> **RECORDS TO PROCESS**:
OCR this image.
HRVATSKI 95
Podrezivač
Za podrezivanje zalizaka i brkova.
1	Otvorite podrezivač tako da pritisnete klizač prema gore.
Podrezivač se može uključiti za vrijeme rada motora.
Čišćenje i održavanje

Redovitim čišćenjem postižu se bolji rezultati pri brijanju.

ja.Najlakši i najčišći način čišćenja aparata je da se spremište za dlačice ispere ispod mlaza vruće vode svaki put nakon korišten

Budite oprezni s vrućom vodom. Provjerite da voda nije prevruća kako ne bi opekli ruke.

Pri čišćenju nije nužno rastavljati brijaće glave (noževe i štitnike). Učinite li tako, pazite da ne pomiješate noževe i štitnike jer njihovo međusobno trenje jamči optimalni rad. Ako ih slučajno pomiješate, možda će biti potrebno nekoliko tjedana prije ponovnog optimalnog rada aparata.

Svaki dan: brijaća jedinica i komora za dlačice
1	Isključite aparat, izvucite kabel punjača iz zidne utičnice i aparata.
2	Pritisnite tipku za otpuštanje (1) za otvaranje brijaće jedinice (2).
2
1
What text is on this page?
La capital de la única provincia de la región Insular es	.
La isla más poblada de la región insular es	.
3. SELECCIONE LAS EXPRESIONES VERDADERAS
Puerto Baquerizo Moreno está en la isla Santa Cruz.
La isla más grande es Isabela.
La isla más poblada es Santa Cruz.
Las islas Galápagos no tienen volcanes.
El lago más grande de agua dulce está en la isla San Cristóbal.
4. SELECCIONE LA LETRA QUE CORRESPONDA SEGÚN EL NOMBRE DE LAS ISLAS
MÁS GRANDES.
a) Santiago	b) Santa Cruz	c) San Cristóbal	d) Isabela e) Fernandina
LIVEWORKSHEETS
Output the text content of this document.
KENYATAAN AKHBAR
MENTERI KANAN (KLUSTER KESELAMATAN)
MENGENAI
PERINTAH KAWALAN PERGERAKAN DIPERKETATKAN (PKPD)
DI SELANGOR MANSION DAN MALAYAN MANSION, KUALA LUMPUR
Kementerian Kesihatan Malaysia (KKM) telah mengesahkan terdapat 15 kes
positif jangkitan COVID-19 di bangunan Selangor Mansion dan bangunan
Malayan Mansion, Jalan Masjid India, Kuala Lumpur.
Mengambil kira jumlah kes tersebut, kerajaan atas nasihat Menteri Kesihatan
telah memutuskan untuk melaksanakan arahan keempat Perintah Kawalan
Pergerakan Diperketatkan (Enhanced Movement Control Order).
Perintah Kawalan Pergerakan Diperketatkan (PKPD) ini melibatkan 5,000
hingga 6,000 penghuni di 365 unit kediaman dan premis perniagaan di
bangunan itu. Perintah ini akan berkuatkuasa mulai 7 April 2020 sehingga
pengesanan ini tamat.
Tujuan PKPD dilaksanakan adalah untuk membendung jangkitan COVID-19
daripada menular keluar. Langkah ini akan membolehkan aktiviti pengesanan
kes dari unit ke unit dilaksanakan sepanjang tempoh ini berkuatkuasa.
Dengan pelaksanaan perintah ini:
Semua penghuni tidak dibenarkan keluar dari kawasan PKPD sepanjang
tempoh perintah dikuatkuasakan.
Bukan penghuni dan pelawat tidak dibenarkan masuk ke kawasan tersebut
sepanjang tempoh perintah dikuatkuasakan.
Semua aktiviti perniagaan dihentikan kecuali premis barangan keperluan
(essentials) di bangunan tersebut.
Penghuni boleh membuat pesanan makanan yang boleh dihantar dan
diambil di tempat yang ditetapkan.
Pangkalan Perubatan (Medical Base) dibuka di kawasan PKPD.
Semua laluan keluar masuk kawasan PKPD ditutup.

> **PROBLEM TO WORK ON**:
Check each line of the records for "text" and copy the ones that contain it.

> **EXPECTED ANSWER**:
What text is on this page?
Output the text content of this document.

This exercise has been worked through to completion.